- Given exercise -
Pick out every line with the word "МЕЖГОСУДАРСТВЕННЫЙ" and copy it.

- Exercise materials -
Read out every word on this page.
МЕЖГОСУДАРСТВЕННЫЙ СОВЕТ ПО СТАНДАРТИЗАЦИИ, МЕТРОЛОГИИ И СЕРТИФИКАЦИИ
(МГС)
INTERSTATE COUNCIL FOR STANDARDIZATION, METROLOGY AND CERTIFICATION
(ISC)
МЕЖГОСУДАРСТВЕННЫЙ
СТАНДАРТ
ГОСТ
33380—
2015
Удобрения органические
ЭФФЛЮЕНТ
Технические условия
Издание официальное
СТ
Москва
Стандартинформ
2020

- Solution to this exercise -
МЕЖГОСУДАРСТВЕННЫЙ СОВЕТ ПО СТАНДАРТИЗАЦИИ, МЕТРОЛОГИИ И СЕРТИФИКАЦИИ
МЕЖГОСУДАРСТВЕННЫЙ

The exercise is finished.